Material for this exercise ->
— Start —

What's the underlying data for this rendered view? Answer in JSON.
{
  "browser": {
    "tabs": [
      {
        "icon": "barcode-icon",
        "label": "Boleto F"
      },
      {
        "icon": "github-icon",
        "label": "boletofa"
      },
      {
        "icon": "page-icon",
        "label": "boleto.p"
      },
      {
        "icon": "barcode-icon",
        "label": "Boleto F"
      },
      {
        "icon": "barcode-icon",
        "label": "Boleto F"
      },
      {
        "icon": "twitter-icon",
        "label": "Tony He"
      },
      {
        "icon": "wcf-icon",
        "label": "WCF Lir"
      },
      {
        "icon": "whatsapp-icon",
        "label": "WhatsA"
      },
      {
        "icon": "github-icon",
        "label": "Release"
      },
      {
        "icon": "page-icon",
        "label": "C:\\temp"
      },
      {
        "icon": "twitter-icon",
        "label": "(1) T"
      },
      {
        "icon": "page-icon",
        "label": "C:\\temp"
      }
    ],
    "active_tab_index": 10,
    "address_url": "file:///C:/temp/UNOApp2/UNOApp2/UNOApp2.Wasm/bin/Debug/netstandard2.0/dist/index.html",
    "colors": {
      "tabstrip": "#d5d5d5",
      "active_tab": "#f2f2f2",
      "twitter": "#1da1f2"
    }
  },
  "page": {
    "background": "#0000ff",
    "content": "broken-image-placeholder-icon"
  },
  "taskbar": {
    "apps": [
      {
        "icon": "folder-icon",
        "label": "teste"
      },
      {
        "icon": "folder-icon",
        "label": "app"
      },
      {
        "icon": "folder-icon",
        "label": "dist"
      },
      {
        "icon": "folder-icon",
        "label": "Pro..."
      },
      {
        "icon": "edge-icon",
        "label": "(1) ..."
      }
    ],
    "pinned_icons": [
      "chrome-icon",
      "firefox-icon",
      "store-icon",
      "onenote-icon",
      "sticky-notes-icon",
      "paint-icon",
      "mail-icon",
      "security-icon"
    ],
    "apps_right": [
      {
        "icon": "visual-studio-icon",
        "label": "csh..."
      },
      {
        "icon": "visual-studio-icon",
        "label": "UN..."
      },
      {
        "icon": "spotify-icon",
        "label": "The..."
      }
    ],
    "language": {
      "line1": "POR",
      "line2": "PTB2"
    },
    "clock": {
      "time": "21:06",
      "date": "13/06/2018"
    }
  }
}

— End —

Given problem -> Copy out all of the records shown above exactly.

Solved problem ->
What's the underlying data for this rendered view? Answer in JSON.
{
  "browser": {
    "tabs": [
      {
        "icon": "barcode-icon",
        "label": "Boleto F"
      },
      {
        "icon": "github-icon",
        "label": "boletofa"
      },
      {
        "icon": "page-icon",
        "label": "boleto.p"
      },
      {
        "icon": "barcode-icon",
        "label": "Boleto F"
      },
      {
        "icon": "barcode-icon",
        "label": "Boleto F"
      },
      {
        "icon": "twitter-icon",
        "label": "Tony He"
      },
      {
        "icon": "wcf-icon",
        "label": "WCF Lir"
      },
      {
        "icon": "whatsapp-icon",
        "label": "WhatsA"
      },
      {
        "icon": "github-icon",
        "label": "Release"
      },
      {
        "icon": "page-icon",
        "label": "C:\\temp"
      },
      {
        "icon": "twitter-icon",
        "label": "(1) T"
      },
      {
        "icon": "page-icon",
        "label": "C:\\temp"
      }
    ],
    "active_tab_index": 10,
    "address_url": "file:///C:/temp/UNOApp2/UNOApp2/UNOApp2.Wasm/bin/Debug/netstandard2.0/dist/index.html",
    "colors": {
      "tabstrip": "#d5d5d5",
      "active_tab": "#f2f2f2",
      "twitter": "#1da1f2"
    }
  },
  "page": {
    "background": "#0000ff",
    "content": "broken-image-placeholder-icon"
  },
  "taskbar": {
    "apps": [
      {
        "icon": "folder-icon",
        "label": "teste"
      },
      {
        "icon": "folder-icon",
        "label": "app"
      },
      {
        "icon": "folder-icon",
        "label": "dist"
      },
      {
        "icon": "folder-icon",
        "label": "Pro..."
      },
      {
        "icon": "edge-icon",
        "label": "(1) ..."
      }
    ],
    "pinned_icons": [
      "chrome-icon",
      "firefox-icon",
      "store-icon",
      "onenote-icon",
      "sticky-notes-icon",
      "paint-icon",
      "mail-icon",
      "security-icon"
    ],
    "apps_right": [
      {
        "icon": "visual-studio-icon",
        "label": "csh..."
      },
      {
        "icon": "visual-studio-icon",
        "label": "UN..."
      },
      {
        "icon": "spotify-icon",
        "label": "The..."
      }
    ],
    "language": {
      "line1": "POR",
      "line2": "PTB2"
    },
    "clock": {
      "time": "21:06",
      "date": "13/06/2018"
    }
  }
}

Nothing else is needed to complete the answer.